- TASK REQUIREMENTS: Copy out the items from the line containing "y-tick-label: 100 xyxy=(72,79,96,95)" through the line containing "List all visible", substituting "pk-symbol" for every occurrence of "pk-sign". Leave everything else unchanged.

Element location data:
(begin)
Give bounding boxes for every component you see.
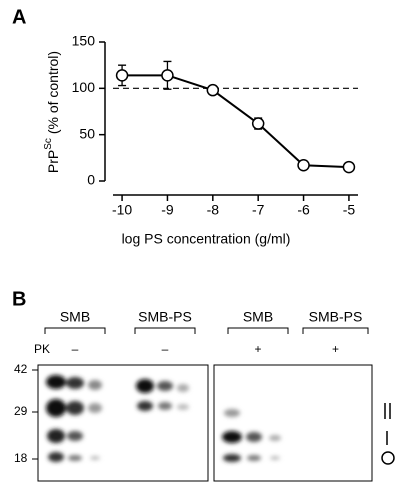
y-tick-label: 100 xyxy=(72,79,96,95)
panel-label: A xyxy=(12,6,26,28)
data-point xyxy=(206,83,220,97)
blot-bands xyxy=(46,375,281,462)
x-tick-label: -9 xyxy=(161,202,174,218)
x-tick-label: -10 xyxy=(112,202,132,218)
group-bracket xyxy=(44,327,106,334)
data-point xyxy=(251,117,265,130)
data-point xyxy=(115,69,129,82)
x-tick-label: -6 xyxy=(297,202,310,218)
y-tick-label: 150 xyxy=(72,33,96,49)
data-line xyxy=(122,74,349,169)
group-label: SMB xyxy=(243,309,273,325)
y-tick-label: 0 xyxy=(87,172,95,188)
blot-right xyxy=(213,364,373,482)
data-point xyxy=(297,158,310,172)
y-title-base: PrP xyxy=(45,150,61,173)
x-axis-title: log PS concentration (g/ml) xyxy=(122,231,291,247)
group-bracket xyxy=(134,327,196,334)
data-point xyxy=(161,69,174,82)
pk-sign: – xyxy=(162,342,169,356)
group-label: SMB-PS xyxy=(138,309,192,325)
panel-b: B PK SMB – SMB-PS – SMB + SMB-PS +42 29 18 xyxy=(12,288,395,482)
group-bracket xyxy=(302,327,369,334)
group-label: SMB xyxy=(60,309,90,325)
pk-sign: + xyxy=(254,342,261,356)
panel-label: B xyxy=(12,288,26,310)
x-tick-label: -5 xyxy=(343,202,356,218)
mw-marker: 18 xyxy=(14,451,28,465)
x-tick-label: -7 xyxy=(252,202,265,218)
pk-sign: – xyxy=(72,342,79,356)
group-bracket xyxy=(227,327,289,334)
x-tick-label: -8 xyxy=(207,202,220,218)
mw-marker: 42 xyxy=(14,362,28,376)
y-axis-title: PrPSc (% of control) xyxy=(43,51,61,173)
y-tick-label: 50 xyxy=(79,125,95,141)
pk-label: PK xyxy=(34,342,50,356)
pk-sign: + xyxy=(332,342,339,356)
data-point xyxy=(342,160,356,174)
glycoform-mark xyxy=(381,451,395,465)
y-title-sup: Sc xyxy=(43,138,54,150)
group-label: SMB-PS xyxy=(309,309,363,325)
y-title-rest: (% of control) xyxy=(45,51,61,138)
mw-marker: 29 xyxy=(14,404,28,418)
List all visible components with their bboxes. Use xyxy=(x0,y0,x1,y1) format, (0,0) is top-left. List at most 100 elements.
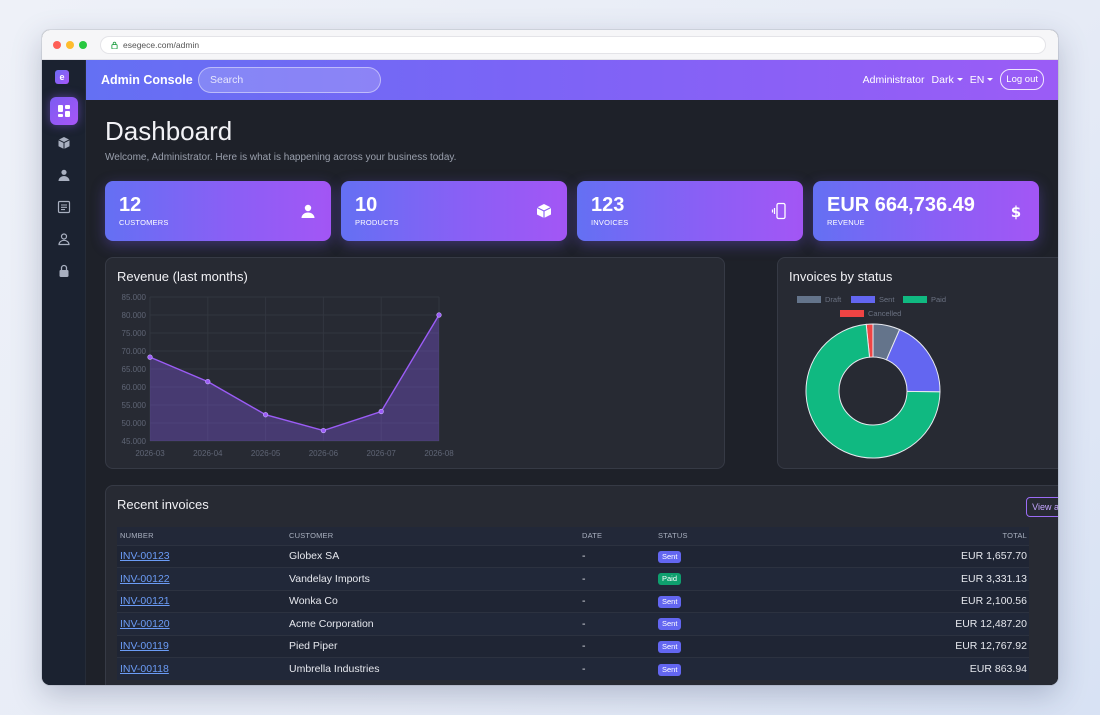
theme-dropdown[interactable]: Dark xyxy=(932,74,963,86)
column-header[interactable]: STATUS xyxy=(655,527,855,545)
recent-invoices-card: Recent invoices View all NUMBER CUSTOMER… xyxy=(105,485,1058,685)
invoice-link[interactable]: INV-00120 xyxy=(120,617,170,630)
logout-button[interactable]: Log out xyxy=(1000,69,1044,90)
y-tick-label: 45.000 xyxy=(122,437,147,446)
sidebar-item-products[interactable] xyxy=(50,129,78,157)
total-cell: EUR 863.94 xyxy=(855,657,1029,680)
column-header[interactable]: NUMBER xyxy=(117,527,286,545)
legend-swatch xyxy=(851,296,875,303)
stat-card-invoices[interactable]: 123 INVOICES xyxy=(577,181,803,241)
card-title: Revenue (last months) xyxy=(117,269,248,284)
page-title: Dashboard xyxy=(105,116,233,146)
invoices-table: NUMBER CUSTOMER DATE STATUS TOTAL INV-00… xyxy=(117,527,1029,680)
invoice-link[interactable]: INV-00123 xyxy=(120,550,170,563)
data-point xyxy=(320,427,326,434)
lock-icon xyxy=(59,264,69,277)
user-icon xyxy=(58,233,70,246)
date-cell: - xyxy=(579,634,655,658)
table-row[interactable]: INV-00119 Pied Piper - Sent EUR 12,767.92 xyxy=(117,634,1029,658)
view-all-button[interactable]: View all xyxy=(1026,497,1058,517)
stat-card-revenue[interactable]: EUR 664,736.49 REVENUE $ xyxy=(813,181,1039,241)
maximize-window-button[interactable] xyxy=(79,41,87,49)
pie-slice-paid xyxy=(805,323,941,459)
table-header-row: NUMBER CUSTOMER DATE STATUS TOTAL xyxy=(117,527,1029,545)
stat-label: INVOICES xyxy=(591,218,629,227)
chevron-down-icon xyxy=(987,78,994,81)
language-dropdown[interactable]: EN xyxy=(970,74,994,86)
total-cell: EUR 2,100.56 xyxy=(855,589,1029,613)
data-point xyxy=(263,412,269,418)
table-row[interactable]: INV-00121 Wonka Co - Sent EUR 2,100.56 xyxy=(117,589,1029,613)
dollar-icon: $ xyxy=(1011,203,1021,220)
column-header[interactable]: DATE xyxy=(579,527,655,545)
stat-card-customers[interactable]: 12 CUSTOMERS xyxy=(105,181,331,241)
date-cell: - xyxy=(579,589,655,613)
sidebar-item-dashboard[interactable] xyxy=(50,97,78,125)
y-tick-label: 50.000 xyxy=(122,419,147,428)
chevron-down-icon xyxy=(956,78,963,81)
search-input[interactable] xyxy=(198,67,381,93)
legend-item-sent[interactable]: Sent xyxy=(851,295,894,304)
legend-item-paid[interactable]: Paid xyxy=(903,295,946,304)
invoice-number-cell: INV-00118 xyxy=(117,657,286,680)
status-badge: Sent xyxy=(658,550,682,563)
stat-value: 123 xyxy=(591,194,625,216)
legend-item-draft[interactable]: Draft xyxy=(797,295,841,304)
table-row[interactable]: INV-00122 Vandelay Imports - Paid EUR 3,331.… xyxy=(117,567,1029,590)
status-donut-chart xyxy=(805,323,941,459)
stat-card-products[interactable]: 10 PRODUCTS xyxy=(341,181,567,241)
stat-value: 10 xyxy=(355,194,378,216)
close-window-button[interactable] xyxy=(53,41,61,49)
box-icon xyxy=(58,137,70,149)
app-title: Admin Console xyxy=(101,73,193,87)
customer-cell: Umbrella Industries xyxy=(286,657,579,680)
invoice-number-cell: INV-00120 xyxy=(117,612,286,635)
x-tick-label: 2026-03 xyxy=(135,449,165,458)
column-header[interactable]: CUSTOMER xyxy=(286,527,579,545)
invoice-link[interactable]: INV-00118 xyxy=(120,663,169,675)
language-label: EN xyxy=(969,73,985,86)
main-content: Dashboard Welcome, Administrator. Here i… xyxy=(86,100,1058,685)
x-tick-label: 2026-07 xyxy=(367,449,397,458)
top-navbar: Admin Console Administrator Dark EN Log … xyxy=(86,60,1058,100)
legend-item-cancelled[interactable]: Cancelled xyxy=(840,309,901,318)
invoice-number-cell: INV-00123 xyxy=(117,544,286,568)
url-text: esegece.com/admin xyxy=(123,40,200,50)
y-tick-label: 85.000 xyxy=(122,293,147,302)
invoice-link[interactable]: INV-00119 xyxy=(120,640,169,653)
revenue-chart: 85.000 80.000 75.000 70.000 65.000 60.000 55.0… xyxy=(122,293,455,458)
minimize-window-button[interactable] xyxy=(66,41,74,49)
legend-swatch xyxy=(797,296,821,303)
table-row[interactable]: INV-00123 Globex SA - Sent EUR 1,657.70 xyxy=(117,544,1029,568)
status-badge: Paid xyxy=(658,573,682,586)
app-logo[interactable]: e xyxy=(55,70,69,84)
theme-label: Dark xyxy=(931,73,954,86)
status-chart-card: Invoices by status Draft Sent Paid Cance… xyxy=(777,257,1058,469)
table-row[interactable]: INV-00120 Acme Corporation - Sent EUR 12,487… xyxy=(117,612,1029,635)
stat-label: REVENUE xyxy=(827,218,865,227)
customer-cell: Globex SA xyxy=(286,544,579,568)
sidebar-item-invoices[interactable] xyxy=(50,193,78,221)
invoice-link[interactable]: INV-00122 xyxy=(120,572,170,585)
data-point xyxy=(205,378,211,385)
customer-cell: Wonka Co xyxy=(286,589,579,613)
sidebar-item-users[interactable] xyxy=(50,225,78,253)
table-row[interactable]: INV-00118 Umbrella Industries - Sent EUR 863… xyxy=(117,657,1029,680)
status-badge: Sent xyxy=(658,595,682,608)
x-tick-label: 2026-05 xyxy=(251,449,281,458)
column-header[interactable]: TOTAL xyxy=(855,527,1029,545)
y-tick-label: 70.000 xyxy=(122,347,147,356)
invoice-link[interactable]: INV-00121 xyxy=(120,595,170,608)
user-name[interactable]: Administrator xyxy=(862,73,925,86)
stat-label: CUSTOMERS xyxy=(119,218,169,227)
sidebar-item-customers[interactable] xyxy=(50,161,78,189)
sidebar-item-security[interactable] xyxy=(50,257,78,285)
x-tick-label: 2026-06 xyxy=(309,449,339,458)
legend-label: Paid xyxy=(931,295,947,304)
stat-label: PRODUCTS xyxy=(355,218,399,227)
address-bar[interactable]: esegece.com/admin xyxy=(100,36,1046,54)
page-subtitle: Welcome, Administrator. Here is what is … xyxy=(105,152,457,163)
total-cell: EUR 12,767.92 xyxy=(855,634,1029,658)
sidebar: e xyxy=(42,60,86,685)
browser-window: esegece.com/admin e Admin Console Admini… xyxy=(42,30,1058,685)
(end)
(begin)
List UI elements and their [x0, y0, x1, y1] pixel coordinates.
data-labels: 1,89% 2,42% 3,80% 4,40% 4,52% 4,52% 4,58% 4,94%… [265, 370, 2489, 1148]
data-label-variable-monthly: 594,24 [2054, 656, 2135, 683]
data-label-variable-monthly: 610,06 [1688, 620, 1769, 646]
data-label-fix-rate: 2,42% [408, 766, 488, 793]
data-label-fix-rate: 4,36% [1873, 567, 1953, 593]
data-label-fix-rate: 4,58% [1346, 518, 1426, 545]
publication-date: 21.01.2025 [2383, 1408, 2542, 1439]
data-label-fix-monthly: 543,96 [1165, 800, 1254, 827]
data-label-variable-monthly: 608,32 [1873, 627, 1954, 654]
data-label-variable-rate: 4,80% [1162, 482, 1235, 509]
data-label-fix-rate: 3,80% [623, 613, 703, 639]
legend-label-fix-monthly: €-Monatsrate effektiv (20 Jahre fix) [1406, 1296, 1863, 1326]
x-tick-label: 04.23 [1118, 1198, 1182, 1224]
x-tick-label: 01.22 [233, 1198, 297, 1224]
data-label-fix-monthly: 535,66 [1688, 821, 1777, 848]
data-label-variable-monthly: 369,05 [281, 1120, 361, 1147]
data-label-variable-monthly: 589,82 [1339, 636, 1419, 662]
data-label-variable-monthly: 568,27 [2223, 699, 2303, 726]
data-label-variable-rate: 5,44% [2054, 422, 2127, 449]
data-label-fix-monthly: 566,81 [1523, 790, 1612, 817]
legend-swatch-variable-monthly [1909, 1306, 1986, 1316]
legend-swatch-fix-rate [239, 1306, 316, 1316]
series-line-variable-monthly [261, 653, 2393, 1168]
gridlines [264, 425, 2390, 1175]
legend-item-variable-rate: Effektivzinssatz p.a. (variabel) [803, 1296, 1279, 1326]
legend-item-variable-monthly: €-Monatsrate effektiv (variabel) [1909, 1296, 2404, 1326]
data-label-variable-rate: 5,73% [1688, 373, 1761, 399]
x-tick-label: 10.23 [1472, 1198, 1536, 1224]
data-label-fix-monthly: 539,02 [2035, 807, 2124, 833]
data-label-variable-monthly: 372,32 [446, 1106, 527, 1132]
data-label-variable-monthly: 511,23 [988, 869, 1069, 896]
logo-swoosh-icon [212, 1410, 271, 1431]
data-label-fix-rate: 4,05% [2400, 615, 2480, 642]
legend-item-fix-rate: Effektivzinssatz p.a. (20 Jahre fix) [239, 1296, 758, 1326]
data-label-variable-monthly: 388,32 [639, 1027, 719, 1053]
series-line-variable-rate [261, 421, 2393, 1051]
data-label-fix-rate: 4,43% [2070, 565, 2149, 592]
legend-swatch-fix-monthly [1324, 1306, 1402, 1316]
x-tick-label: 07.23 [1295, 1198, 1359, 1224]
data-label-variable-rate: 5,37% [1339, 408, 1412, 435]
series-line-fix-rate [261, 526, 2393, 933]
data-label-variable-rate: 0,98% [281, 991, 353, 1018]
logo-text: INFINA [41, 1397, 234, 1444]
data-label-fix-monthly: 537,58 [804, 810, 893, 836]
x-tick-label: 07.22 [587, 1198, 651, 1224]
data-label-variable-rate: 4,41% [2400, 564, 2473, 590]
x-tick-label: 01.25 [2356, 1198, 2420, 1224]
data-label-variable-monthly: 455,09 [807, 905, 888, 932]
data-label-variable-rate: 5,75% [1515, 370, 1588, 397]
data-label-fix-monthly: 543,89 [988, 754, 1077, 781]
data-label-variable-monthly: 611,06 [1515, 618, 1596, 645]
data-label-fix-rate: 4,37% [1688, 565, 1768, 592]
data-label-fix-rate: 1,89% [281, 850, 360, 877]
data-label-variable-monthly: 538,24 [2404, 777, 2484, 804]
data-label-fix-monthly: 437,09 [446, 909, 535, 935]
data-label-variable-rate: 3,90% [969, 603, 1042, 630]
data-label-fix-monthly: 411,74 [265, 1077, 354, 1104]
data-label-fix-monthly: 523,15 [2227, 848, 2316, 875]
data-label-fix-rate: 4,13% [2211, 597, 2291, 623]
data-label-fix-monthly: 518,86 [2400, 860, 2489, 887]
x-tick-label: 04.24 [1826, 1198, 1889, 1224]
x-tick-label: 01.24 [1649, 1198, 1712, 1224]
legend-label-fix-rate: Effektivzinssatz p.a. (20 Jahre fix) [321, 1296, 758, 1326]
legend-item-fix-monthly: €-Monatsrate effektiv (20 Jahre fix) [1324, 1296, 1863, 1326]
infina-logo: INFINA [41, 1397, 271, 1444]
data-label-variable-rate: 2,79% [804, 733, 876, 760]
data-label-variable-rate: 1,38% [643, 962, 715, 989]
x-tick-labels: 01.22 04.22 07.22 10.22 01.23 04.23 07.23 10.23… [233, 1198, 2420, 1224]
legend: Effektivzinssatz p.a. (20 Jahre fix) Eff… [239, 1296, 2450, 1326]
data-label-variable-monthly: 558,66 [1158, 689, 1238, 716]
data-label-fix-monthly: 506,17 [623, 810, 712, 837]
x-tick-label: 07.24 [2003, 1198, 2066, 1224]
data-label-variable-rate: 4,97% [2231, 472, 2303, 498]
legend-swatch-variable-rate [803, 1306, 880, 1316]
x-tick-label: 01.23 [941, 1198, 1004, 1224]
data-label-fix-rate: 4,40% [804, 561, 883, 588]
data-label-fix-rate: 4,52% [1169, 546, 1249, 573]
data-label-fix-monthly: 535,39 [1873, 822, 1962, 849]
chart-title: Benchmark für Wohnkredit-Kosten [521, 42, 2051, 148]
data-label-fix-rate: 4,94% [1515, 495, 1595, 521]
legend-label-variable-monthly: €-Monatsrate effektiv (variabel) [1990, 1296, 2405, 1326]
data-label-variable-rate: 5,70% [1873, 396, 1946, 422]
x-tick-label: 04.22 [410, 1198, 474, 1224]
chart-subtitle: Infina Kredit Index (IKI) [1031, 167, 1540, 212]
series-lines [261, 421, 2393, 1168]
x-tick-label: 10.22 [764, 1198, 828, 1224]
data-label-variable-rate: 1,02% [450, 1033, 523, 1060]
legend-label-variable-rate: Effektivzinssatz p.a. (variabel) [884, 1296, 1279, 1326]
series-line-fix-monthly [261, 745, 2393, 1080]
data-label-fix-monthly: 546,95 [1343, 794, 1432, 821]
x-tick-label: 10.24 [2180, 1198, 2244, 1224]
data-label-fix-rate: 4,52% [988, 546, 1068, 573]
(end)
(begin)
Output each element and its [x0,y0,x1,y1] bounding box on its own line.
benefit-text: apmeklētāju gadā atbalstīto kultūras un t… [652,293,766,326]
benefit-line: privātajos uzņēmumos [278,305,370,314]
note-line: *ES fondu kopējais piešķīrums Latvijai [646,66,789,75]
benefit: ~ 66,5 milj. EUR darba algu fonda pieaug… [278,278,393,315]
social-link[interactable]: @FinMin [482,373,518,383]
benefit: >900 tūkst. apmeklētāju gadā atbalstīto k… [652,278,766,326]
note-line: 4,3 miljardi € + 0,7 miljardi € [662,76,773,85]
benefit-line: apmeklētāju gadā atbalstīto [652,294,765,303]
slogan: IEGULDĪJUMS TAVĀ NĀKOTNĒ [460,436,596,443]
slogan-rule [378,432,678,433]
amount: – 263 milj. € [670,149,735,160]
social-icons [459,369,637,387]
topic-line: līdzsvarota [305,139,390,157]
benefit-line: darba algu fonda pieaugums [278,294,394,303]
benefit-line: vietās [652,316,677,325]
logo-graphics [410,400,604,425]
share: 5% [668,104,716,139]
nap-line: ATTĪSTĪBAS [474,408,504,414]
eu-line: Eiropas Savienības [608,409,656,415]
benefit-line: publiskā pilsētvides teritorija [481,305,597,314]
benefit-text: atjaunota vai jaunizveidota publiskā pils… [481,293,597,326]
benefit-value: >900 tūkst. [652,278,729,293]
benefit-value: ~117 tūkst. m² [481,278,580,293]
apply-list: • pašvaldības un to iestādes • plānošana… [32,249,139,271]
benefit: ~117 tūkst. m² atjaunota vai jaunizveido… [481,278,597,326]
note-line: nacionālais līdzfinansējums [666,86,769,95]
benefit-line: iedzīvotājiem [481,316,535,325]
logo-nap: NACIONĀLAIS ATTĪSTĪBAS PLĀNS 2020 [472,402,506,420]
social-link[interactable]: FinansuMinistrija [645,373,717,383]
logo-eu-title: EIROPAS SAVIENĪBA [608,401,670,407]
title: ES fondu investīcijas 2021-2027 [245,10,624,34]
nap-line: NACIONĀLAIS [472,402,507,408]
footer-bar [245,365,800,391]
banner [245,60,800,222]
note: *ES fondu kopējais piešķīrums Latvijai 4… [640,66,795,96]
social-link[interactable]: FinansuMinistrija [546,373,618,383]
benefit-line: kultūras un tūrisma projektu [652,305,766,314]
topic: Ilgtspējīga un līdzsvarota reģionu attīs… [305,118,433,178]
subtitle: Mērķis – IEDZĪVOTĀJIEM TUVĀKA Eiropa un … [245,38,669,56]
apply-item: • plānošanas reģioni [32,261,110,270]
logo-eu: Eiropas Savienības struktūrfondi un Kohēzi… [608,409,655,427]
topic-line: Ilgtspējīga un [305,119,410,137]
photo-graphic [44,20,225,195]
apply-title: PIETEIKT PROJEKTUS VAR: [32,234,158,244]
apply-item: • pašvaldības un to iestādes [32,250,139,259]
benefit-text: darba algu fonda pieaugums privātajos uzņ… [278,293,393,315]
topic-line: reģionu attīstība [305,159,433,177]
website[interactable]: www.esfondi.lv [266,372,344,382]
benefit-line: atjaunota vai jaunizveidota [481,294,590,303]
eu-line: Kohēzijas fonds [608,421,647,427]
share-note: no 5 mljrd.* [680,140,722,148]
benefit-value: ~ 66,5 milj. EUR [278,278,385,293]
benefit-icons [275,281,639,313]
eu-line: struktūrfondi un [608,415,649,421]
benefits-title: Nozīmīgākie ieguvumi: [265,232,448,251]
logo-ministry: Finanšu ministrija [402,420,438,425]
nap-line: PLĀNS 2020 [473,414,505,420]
(end)
- EXERCISE ANSWER:
y-tick-label: 100 xyxy=(72,79,96,95)
panel-label: A xyxy=(12,6,26,28)
data-point xyxy=(206,83,220,97)
blot-bands xyxy=(46,375,281,462)
x-tick-label: -9 xyxy=(161,202,174,218)
x-tick-label: -10 xyxy=(112,202,132,218)
group-bracket xyxy=(44,327,106,334)
data-point xyxy=(251,117,265,130)
data-point xyxy=(115,69,129,82)
x-tick-label: -6 xyxy=(297,202,310,218)
y-tick-label: 150 xyxy=(72,33,96,49)
data-line xyxy=(122,74,349,169)
group-label: SMB xyxy=(243,309,273,325)
y-tick-label: 0 xyxy=(87,172,95,188)
blot-right xyxy=(213,364,373,482)
data-point xyxy=(297,158,310,172)
y-title-base: PrP xyxy=(45,150,61,173)
x-axis-title: log PS concentration (g/ml) xyxy=(122,231,291,247)
group-bracket xyxy=(134,327,196,334)
data-point xyxy=(161,69,174,82)
pk-symbol: – xyxy=(162,342,169,356)
group-label: SMB-PS xyxy=(138,309,192,325)
panel-b: B PK SMB – SMB-PS – SMB + SMB-PS +42 29 18 xyxy=(12,288,395,482)
group-bracket xyxy=(302,327,369,334)
group-label: SMB xyxy=(60,309,90,325)
pk-symbol: + xyxy=(254,342,261,356)
panel-label: B xyxy=(12,288,26,310)
x-tick-label: -5 xyxy=(343,202,356,218)
mw-marker: 18 xyxy=(14,451,28,465)
x-tick-label: -7 xyxy=(252,202,265,218)
pk-symbol: – xyxy=(72,342,79,356)
group-bracket xyxy=(227,327,289,334)
x-tick-label: -8 xyxy=(207,202,220,218)
mw-marker: 42 xyxy=(14,362,28,376)
y-axis-title: PrPSc (% of control) xyxy=(43,51,61,173)
y-tick-label: 50 xyxy=(79,125,95,141)
pk-label: PK xyxy=(34,342,50,356)
pk-symbol: + xyxy=(332,342,339,356)
data-point xyxy=(342,160,356,174)
glycoform-mark xyxy=(381,451,395,465)
y-title-sup: Sc xyxy=(43,138,54,150)
group-label: SMB-PS xyxy=(309,309,363,325)
y-title-rest: (% of control) xyxy=(45,51,61,138)
mw-marker: 29 xyxy=(14,404,28,418)
List all visible components with their bboxes. Use xyxy=(x0,y0,x1,y1) format, (0,0) is top-left. List at most 100 elements.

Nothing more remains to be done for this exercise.